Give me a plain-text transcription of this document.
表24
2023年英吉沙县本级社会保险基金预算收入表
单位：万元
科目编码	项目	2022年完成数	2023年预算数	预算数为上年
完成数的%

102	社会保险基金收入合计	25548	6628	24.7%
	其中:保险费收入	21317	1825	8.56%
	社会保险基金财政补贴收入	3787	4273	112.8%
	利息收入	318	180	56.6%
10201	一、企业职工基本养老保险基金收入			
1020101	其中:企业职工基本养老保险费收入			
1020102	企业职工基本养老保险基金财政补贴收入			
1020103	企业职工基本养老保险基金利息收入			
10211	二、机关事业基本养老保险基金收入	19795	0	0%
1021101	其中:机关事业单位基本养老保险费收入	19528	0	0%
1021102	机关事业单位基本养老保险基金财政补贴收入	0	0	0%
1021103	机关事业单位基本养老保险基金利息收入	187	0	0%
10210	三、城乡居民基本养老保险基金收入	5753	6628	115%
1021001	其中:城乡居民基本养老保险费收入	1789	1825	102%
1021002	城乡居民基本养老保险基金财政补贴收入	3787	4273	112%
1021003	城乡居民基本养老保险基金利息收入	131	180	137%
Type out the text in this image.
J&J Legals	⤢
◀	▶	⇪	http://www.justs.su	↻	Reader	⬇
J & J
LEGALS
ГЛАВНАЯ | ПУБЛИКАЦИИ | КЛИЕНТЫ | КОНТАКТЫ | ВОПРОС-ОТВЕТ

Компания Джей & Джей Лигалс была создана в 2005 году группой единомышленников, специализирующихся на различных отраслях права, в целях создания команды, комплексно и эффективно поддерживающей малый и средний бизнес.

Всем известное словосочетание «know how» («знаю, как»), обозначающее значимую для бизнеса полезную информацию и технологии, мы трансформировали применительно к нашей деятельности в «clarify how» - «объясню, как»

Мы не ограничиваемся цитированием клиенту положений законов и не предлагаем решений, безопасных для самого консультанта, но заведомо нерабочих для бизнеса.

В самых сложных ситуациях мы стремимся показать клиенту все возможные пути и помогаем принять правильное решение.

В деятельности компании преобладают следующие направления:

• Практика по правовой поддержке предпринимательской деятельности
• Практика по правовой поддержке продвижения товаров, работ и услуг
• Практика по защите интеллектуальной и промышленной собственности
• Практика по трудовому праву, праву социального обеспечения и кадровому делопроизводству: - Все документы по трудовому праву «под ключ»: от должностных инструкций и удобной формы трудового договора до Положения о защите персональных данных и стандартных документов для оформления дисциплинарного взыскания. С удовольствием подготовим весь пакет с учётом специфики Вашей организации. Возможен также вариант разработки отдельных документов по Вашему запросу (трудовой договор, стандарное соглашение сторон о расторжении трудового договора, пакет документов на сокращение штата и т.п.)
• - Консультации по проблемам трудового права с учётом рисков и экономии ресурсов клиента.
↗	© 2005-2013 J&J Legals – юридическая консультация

▶ [DIRECTION] Gather each line that holds "деятельности".

▶ [RESULT BELOW]
Всем известное словосочетание «know how» («знаю, как»), обозначающее значимую для бизнеса полезную информацию и технологии, мы трансформировали применительно к нашей деятельности в «clarify how» - «объясню, как»
В деятельности компании преобладают следующие направления:
• Практика по правовой поддержке предпринимательской деятельности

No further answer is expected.